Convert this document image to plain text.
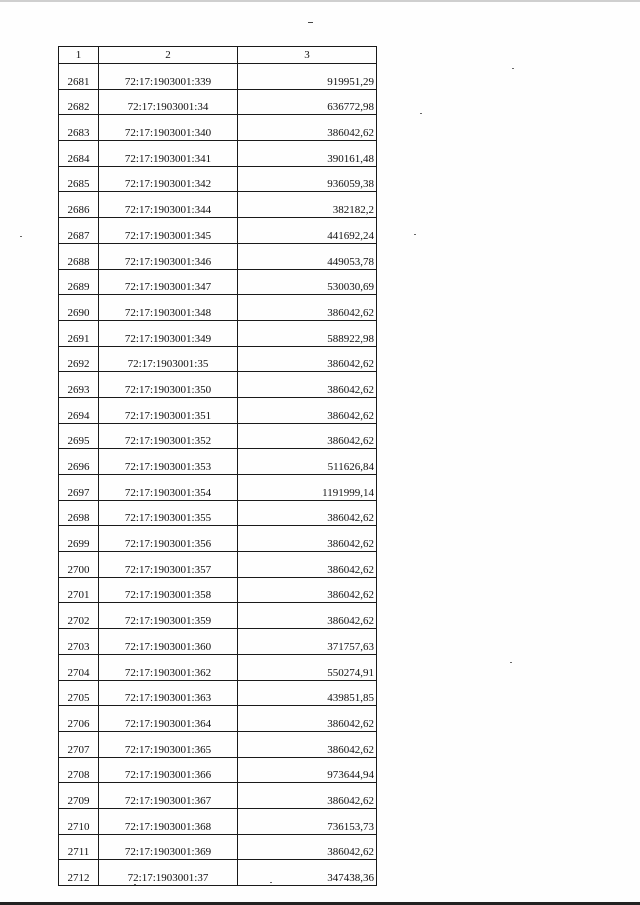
1	2	3
2681	72:17:1903001:339	919951,29
2682	72:17:1903001:34	636772,98
2683	72:17:1903001:340	386042,62
2684	72:17:1903001:341	390161,48
2685	72:17:1903001:342	936059,38
2686	72:17:1903001:344	382182,2
2687	72:17:1903001:345	441692,24
2688	72:17:1903001:346	449053,78
2689	72:17:1903001:347	530030,69
2690	72:17:1903001:348	386042,62
2691	72:17:1903001:349	588922,98
2692	72:17:1903001:35	386042,62
2693	72:17:1903001:350	386042,62
2694	72:17:1903001:351	386042,62
2695	72:17:1903001:352	386042,62
2696	72:17:1903001:353	511626,84
2697	72:17:1903001:354	1191999,14
2698	72:17:1903001:355	386042,62
2699	72:17:1903001:356	386042,62
2700	72:17:1903001:357	386042,62
2701	72:17:1903001:358	386042,62
2702	72:17:1903001:359	386042,62
2703	72:17:1903001:360	371757,63
2704	72:17:1903001:362	550274,91
2705	72:17:1903001:363	439851,85
2706	72:17:1903001:364	386042,62
2707	72:17:1903001:365	386042,62
2708	72:17:1903001:366	973644,94
2709	72:17:1903001:367	386042,62
2710	72:17:1903001:368	736153,73
2711	72:17:1903001:369	386042,62
2712	72:17:1903001:37	347438,36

------------------------------------------------

• **YOUR INSTRUCTIONS**: Leaving out the pictures, repeat the data above exactly.

• **RESPONSE TO THE TASK**:
Convert this document image to plain text.
1	2	3
2681	72:17:1903001:339	919951,29
2682	72:17:1903001:34	636772,98
2683	72:17:1903001:340	386042,62
2684	72:17:1903001:341	390161,48
2685	72:17:1903001:342	936059,38
2686	72:17:1903001:344	382182,2
2687	72:17:1903001:345	441692,24
2688	72:17:1903001:346	449053,78
2689	72:17:1903001:347	530030,69
2690	72:17:1903001:348	386042,62
2691	72:17:1903001:349	588922,98
2692	72:17:1903001:35	386042,62
2693	72:17:1903001:350	386042,62
2694	72:17:1903001:351	386042,62
2695	72:17:1903001:352	386042,62
2696	72:17:1903001:353	511626,84
2697	72:17:1903001:354	1191999,14
2698	72:17:1903001:355	386042,62
2699	72:17:1903001:356	386042,62
2700	72:17:1903001:357	386042,62
2701	72:17:1903001:358	386042,62
2702	72:17:1903001:359	386042,62
2703	72:17:1903001:360	371757,63
2704	72:17:1903001:362	550274,91
2705	72:17:1903001:363	439851,85
2706	72:17:1903001:364	386042,62
2707	72:17:1903001:365	386042,62
2708	72:17:1903001:366	973644,94
2709	72:17:1903001:367	386042,62
2710	72:17:1903001:368	736153,73
2711	72:17:1903001:369	386042,62
2712	72:17:1903001:37	347438,36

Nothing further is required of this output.